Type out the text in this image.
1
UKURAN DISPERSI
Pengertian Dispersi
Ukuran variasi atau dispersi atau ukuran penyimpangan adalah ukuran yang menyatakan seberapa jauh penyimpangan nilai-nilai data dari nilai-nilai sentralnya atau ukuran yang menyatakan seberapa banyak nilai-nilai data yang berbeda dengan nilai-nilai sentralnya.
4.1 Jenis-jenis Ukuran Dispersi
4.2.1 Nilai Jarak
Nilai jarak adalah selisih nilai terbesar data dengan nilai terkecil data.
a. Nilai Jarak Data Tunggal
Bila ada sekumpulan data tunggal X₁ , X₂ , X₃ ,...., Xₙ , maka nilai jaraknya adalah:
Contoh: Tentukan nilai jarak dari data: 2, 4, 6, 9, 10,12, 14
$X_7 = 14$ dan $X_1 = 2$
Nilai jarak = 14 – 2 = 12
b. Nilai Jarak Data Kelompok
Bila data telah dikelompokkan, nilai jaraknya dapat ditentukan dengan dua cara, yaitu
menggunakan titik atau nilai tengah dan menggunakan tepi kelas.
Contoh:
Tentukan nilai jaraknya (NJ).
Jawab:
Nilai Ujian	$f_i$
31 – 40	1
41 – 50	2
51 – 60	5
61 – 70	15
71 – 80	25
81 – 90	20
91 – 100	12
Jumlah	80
● ● ● ● ●
Short exercise => Extract the data exactly as given.

Result of this exercise =>
Type out the text in this image.
1
UKURAN DISPERSI
Pengertian Dispersi
Ukuran variasi atau dispersi atau ukuran penyimpangan adalah ukuran yang menyatakan seberapa jauh penyimpangan nilai-nilai data dari nilai-nilai sentralnya atau ukuran yang menyatakan seberapa banyak nilai-nilai data yang berbeda dengan nilai-nilai sentralnya.
4.1 Jenis-jenis Ukuran Dispersi
4.2.1 Nilai Jarak
Nilai jarak adalah selisih nilai terbesar data dengan nilai terkecil data.
a. Nilai Jarak Data Tunggal
Bila ada sekumpulan data tunggal X₁ , X₂ , X₃ ,...., Xₙ , maka nilai jaraknya adalah:
Contoh: Tentukan nilai jarak dari data: 2, 4, 6, 9, 10,12, 14
$X_7 = 14$ dan $X_1 = 2$
Nilai jarak = 14 – 2 = 12
b. Nilai Jarak Data Kelompok
Bila data telah dikelompokkan, nilai jaraknya dapat ditentukan dengan dua cara, yaitu
menggunakan titik atau nilai tengah dan menggunakan tepi kelas.
Contoh:
Tentukan nilai jaraknya (NJ).
Jawab:
Nilai Ujian	$f_i$
31 – 40	1
41 – 50	2
51 – 60	5
61 – 70	15
71 – 80	25
81 – 90	20
91 – 100	12
Jumlah	80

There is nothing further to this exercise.